*What to do:*
Your answer should consist of each line below that includes the word "electrons".

*Records supplied:*
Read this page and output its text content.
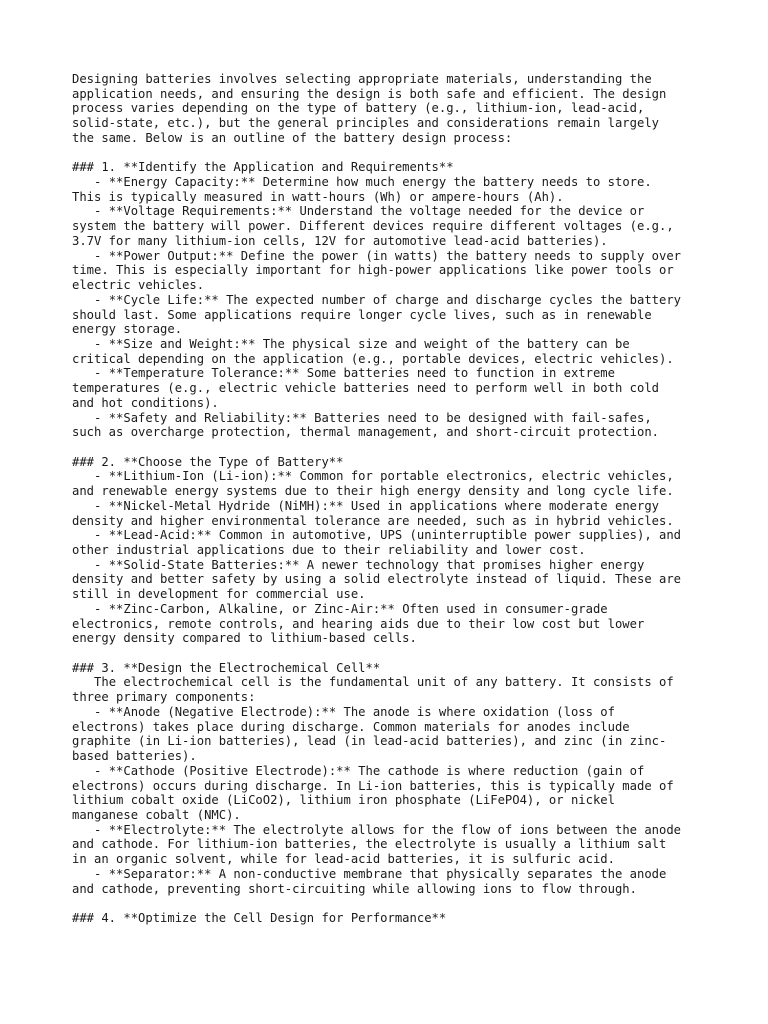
Designing batteries involves selecting appropriate materials, understanding the
application needs, and ensuring the design is both safe and efficient. The design
process varies depending on the type of battery (e.g., lithium-ion, lead-acid,
solid-state, etc.), but the general principles and considerations remain largely
the same. Below is an outline of the battery design process:
### 1. **Identify the Application and Requirements**
- **Energy Capacity:** Determine how much energy the battery needs to store.
This is typically measured in watt-hours (Wh) or ampere-hours (Ah).
- **Voltage Requirements:** Understand the voltage needed for the device or
system the battery will power. Different devices require different voltages (e.g.,
3.7V for many lithium-ion cells, 12V for automotive lead-acid batteries).
- **Power Output:** Define the power (in watts) the battery needs to supply over
time. This is especially important for high-power applications like power tools or
electric vehicles.
- **Cycle Life:** The expected number of charge and discharge cycles the battery
should last. Some applications require longer cycle lives, such as in renewable
energy storage.
- **Size and Weight:** The physical size and weight of the battery can be
critical depending on the application (e.g., portable devices, electric vehicles).
- **Temperature Tolerance:** Some batteries need to function in extreme
temperatures (e.g., electric vehicle batteries need to perform well in both cold
and hot conditions).
- **Safety and Reliability:** Batteries need to be designed with fail-safes,
such as overcharge protection, thermal management, and short-circuit protection.
### 2. **Choose the Type of Battery**
- **Lithium-Ion (Li-ion):** Common for portable electronics, electric vehicles,
and renewable energy systems due to their high energy density and long cycle life.
- **Nickel-Metal Hydride (NiMH):** Used in applications where moderate energy
density and higher environmental tolerance are needed, such as in hybrid vehicles.
- **Lead-Acid:** Common in automotive, UPS (uninterruptible power supplies), and
other industrial applications due to their reliability and lower cost.
- **Solid-State Batteries:** A newer technology that promises higher energy
density and better safety by using a solid electrolyte instead of liquid. These are
still in development for commercial use.
- **Zinc-Carbon, Alkaline, or Zinc-Air:** Often used in consumer-grade
electronics, remote controls, and hearing aids due to their low cost but lower
energy density compared to lithium-based cells.
### 3. **Design the Electrochemical Cell**
The electrochemical cell is the fundamental unit of any battery. It consists of
three primary components:
- **Anode (Negative Electrode):** The anode is where oxidation (loss of
electrons) takes place during discharge. Common materials for anodes include
graphite (in Li-ion batteries), lead (in lead-acid batteries), and zinc (in zinc-
based batteries).
- **Cathode (Positive Electrode):** The cathode is where reduction (gain of
electrons) occurs during discharge. In Li-ion batteries, this is typically made of
lithium cobalt oxide (LiCoO2), lithium iron phosphate (LiFePO4), or nickel
manganese cobalt (NMC).
- **Electrolyte:** The electrolyte allows for the flow of ions between the anode
and cathode. For lithium-ion batteries, the electrolyte is usually a lithium salt
in an organic solvent, while for lead-acid batteries, it is sulfuric acid.
- **Separator:** A non-conductive membrane that physically separates the anode
and cathode, preventing short-circuiting while allowing ions to flow through.
### 4. **Optimize the Cell Design for Performance**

*Response for this exercise:*
electrons) takes place during discharge. Common materials for anodes include
electrons) occurs during discharge. In Li-ion batteries, this is typically made of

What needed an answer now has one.